#### Given exercise:
Give the data below again exactly as written, without its pictures.

#### Supplied data:
::::::
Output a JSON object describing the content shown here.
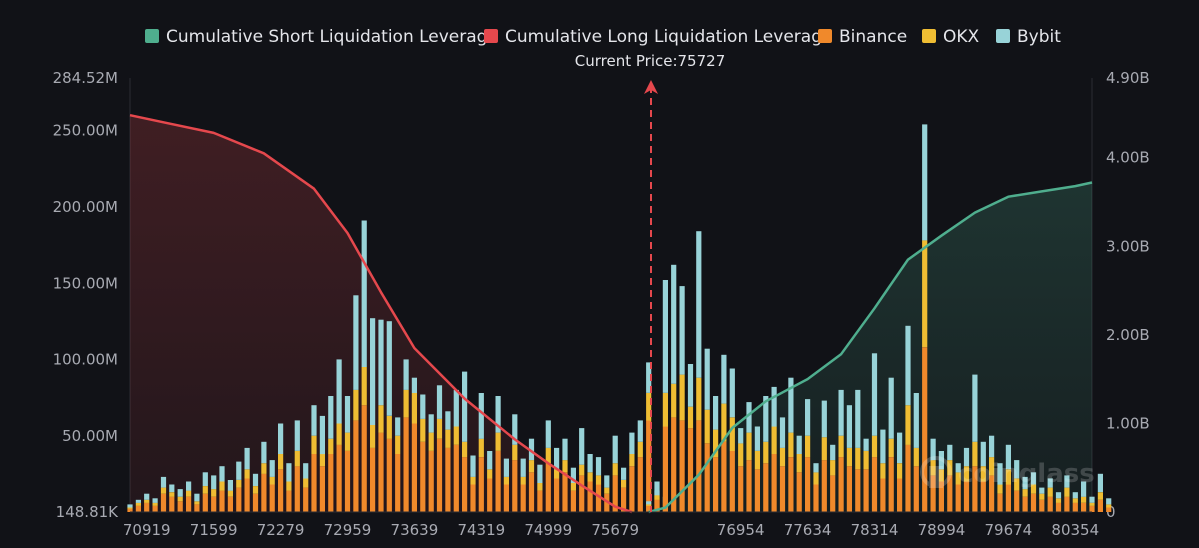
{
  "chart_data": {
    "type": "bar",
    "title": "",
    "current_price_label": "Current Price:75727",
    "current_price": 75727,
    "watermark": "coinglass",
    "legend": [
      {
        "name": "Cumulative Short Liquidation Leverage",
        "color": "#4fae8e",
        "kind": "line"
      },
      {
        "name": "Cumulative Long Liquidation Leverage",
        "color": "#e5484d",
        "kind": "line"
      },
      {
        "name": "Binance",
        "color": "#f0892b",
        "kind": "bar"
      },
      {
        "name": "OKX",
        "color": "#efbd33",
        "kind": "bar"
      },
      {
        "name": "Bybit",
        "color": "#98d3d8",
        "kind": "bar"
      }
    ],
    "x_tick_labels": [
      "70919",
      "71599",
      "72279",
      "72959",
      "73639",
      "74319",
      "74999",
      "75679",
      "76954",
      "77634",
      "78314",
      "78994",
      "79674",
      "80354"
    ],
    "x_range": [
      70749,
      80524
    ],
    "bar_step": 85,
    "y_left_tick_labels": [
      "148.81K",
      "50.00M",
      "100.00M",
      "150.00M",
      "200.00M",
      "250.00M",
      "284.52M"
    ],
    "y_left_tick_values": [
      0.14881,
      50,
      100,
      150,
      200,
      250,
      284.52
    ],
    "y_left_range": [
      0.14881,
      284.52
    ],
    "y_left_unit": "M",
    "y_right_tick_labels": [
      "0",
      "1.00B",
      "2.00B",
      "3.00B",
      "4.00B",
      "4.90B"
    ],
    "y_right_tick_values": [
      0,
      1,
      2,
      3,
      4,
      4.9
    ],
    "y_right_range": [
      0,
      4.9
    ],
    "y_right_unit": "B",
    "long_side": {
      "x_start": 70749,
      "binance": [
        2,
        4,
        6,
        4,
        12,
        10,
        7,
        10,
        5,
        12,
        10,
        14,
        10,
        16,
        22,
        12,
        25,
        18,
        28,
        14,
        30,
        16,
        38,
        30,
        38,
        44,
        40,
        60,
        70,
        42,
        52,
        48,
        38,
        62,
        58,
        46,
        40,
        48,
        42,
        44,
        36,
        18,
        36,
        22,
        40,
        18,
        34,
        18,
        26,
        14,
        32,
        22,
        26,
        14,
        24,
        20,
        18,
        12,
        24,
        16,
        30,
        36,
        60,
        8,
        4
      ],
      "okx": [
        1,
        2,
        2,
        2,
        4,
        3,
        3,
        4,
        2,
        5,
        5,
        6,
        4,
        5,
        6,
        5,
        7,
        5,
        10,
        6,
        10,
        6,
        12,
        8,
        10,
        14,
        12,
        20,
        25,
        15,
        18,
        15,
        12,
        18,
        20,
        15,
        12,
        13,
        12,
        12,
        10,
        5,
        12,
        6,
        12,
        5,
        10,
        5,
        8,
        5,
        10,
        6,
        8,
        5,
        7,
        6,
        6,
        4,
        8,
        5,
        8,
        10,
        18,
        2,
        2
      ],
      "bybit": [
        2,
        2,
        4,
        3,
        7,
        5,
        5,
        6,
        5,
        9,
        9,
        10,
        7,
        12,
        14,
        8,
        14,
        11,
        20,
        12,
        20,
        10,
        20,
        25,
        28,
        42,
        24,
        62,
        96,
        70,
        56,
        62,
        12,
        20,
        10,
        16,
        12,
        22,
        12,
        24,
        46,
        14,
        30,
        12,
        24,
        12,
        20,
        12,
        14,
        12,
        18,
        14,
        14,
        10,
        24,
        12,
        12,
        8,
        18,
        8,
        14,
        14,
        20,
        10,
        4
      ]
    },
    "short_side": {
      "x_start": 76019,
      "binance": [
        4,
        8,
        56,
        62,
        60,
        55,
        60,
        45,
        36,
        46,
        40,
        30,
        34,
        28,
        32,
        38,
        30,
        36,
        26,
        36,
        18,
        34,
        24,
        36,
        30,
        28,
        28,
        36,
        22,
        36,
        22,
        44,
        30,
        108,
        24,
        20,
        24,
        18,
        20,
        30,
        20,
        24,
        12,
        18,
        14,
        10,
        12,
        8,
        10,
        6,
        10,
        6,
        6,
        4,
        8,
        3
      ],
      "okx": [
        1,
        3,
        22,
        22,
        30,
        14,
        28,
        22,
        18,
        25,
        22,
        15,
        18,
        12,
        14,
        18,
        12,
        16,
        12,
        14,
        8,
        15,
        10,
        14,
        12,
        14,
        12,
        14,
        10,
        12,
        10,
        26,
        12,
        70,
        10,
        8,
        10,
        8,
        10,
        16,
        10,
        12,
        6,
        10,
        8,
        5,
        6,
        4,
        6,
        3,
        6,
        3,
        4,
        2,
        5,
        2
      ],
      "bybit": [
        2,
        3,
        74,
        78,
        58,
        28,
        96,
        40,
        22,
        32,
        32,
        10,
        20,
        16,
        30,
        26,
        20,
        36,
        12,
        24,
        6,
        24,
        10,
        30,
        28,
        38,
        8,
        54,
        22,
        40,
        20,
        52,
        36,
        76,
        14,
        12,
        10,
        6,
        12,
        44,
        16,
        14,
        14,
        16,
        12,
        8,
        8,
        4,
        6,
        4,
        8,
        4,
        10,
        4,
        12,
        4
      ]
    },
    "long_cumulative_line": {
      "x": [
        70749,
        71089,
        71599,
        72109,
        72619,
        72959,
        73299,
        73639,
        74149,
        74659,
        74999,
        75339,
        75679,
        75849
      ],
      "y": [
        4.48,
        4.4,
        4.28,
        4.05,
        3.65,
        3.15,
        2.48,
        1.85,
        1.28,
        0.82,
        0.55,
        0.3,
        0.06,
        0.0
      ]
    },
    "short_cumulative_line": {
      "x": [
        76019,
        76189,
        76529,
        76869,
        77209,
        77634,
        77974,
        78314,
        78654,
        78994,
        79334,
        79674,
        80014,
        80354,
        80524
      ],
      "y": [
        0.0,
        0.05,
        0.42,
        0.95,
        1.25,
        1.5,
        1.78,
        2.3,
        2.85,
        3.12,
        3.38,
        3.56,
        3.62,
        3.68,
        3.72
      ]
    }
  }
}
::::::
#### Response to the exercise:
Output a JSON object describing the content shown here.
{
  "chart_data": {
    "type": "bar",
    "title": "",
    "current_price_label": "Current Price:75727",
    "current_price": 75727,
    "watermark": "coinglass",
    "legend": [
      {
        "name": "Cumulative Short Liquidation Leverage",
        "color": "#4fae8e",
        "kind": "line"
      },
      {
        "name": "Cumulative Long Liquidation Leverage",
        "color": "#e5484d",
        "kind": "line"
      },
      {
        "name": "Binance",
        "color": "#f0892b",
        "kind": "bar"
      },
      {
        "name": "OKX",
        "color": "#efbd33",
        "kind": "bar"
      },
      {
        "name": "Bybit",
        "color": "#98d3d8",
        "kind": "bar"
      }
    ],
    "x_tick_labels": [
      "70919",
      "71599",
      "72279",
      "72959",
      "73639",
      "74319",
      "74999",
      "75679",
      "76954",
      "77634",
      "78314",
      "78994",
      "79674",
      "80354"
    ],
    "x_range": [
      70749,
      80524
    ],
    "bar_step": 85,
    "y_left_tick_labels": [
      "148.81K",
      "50.00M",
      "100.00M",
      "150.00M",
      "200.00M",
      "250.00M",
      "284.52M"
    ],
    "y_left_tick_values": [
      0.14881,
      50,
      100,
      150,
      200,
      250,
      284.52
    ],
    "y_left_range": [
      0.14881,
      284.52
    ],
    "y_left_unit": "M",
    "y_right_tick_labels": [
      "0",
      "1.00B",
      "2.00B",
      "3.00B",
      "4.00B",
      "4.90B"
    ],
    "y_right_tick_values": [
      0,
      1,
      2,
      3,
      4,
      4.9
    ],
    "y_right_range": [
      0,
      4.9
    ],
    "y_right_unit": "B",
    "long_side": {
      "x_start": 70749,
      "binance": [
        2,
        4,
        6,
        4,
        12,
        10,
        7,
        10,
        5,
        12,
        10,
        14,
        10,
        16,
        22,
        12,
        25,
        18,
        28,
        14,
        30,
        16,
        38,
        30,
        38,
        44,
        40,
        60,
        70,
        42,
        52,
        48,
        38,
        62,
        58,
        46,
        40,
        48,
        42,
        44,
        36,
        18,
        36,
        22,
        40,
        18,
        34,
        18,
        26,
        14,
        32,
        22,
        26,
        14,
        24,
        20,
        18,
        12,
        24,
        16,
        30,
        36,
        60,
        8,
        4
      ],
      "okx": [
        1,
        2,
        2,
        2,
        4,
        3,
        3,
        4,
        2,
        5,
        5,
        6,
        4,
        5,
        6,
        5,
        7,
        5,
        10,
        6,
        10,
        6,
        12,
        8,
        10,
        14,
        12,
        20,
        25,
        15,
        18,
        15,
        12,
        18,
        20,
        15,
        12,
        13,
        12,
        12,
        10,
        5,
        12,
        6,
        12,
        5,
        10,
        5,
        8,
        5,
        10,
        6,
        8,
        5,
        7,
        6,
        6,
        4,
        8,
        5,
        8,
        10,
        18,
        2,
        2
      ],
      "bybit": [
        2,
        2,
        4,
        3,
        7,
        5,
        5,
        6,
        5,
        9,
        9,
        10,
        7,
        12,
        14,
        8,
        14,
        11,
        20,
        12,
        20,
        10,
        20,
        25,
        28,
        42,
        24,
        62,
        96,
        70,
        56,
        62,
        12,
        20,
        10,
        16,
        12,
        22,
        12,
        24,
        46,
        14,
        30,
        12,
        24,
        12,
        20,
        12,
        14,
        12,
        18,
        14,
        14,
        10,
        24,
        12,
        12,
        8,
        18,
        8,
        14,
        14,
        20,
        10,
        4
      ]
    },
    "short_side": {
      "x_start": 76019,
      "binance": [
        4,
        8,
        56,
        62,
        60,
        55,
        60,
        45,
        36,
        46,
        40,
        30,
        34,
        28,
        32,
        38,
        30,
        36,
        26,
        36,
        18,
        34,
        24,
        36,
        30,
        28,
        28,
        36,
        22,
        36,
        22,
        44,
        30,
        108,
        24,
        20,
        24,
        18,
        20,
        30,
        20,
        24,
        12,
        18,
        14,
        10,
        12,
        8,
        10,
        6,
        10,
        6,
        6,
        4,
        8,
        3
      ],
      "okx": [
        1,
        3,
        22,
        22,
        30,
        14,
        28,
        22,
        18,
        25,
        22,
        15,
        18,
        12,
        14,
        18,
        12,
        16,
        12,
        14,
        8,
        15,
        10,
        14,
        12,
        14,
        12,
        14,
        10,
        12,
        10,
        26,
        12,
        70,
        10,
        8,
        10,
        8,
        10,
        16,
        10,
        12,
        6,
        10,
        8,
        5,
        6,
        4,
        6,
        3,
        6,
        3,
        4,
        2,
        5,
        2
      ],
      "bybit": [
        2,
        3,
        74,
        78,
        58,
        28,
        96,
        40,
        22,
        32,
        32,
        10,
        20,
        16,
        30,
        26,
        20,
        36,
        12,
        24,
        6,
        24,
        10,
        30,
        28,
        38,
        8,
        54,
        22,
        40,
        20,
        52,
        36,
        76,
        14,
        12,
        10,
        6,
        12,
        44,
        16,
        14,
        14,
        16,
        12,
        8,
        8,
        4,
        6,
        4,
        8,
        4,
        10,
        4,
        12,
        4
      ]
    },
    "long_cumulative_line": {
      "x": [
        70749,
        71089,
        71599,
        72109,
        72619,
        72959,
        73299,
        73639,
        74149,
        74659,
        74999,
        75339,
        75679,
        75849
      ],
      "y": [
        4.48,
        4.4,
        4.28,
        4.05,
        3.65,
        3.15,
        2.48,
        1.85,
        1.28,
        0.82,
        0.55,
        0.3,
        0.06,
        0.0
      ]
    },
    "short_cumulative_line": {
      "x": [
        76019,
        76189,
        76529,
        76869,
        77209,
        77634,
        77974,
        78314,
        78654,
        78994,
        79334,
        79674,
        80014,
        80354,
        80524
      ],
      "y": [
        0.0,
        0.05,
        0.42,
        0.95,
        1.25,
        1.5,
        1.78,
        2.3,
        2.85,
        3.12,
        3.38,
        3.56,
        3.62,
        3.68,
        3.72
      ]
    }
  }
}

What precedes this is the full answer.